MATERIAL>

-- START --

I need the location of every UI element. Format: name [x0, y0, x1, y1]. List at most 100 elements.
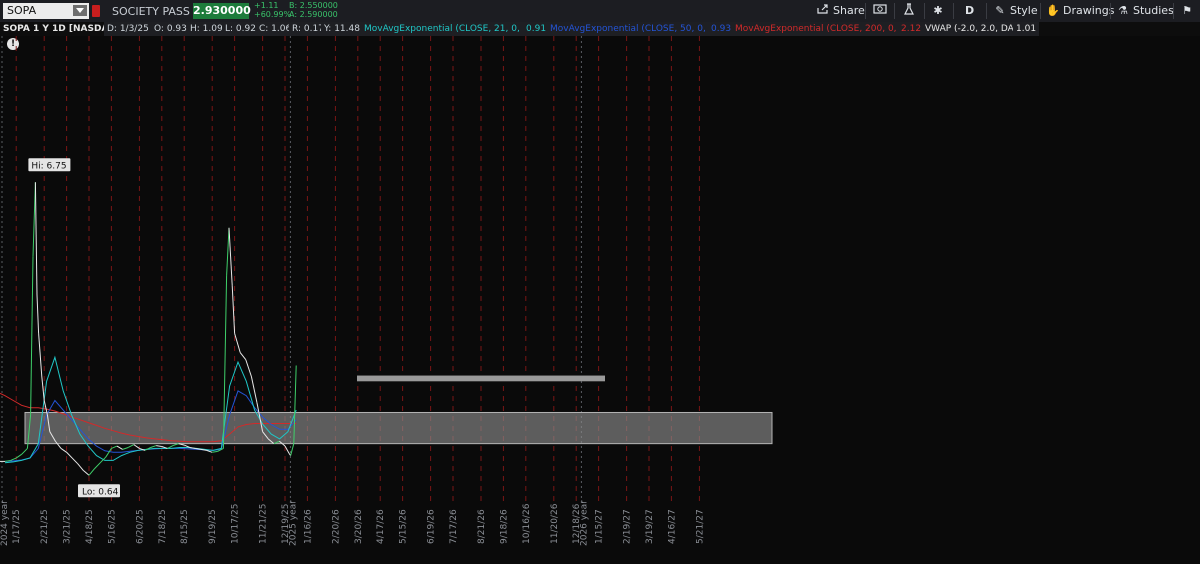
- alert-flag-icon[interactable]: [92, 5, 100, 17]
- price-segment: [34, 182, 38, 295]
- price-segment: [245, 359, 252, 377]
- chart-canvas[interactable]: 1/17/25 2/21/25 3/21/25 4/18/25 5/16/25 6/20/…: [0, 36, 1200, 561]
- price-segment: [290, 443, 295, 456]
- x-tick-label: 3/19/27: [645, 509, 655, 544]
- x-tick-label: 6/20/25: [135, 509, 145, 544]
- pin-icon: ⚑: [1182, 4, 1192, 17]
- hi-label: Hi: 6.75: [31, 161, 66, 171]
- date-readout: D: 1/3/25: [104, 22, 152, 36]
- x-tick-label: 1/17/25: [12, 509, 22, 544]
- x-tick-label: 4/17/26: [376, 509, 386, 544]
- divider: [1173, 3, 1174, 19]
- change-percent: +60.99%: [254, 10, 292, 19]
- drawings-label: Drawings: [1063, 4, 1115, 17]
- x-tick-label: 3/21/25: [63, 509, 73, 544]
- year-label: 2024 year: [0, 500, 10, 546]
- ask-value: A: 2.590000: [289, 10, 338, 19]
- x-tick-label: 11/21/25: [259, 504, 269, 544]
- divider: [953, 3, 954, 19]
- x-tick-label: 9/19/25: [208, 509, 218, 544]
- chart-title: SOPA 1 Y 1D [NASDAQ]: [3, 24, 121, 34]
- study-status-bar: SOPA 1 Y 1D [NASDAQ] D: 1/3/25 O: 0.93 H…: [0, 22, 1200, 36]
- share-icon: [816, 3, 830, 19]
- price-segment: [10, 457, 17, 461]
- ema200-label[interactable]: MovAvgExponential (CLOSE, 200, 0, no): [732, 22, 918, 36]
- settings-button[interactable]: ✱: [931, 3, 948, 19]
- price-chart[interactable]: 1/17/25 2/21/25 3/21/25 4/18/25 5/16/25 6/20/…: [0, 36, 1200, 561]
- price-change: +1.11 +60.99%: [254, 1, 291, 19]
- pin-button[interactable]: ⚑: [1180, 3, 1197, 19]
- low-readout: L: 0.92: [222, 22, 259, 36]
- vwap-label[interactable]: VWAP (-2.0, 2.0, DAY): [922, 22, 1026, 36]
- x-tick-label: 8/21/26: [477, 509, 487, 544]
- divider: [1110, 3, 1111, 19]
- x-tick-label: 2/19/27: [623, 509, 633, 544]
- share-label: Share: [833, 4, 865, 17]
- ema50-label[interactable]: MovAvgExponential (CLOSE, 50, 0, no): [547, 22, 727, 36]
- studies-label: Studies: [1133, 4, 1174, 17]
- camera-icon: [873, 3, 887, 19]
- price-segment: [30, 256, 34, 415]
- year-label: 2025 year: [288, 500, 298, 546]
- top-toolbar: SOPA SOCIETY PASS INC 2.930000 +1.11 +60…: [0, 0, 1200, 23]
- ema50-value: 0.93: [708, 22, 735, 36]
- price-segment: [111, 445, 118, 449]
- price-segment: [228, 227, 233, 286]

-- END --

How many lines in the records above contain the string "MovAvgExponential"? Reply with the number alone.

FULL SOLUTION>
2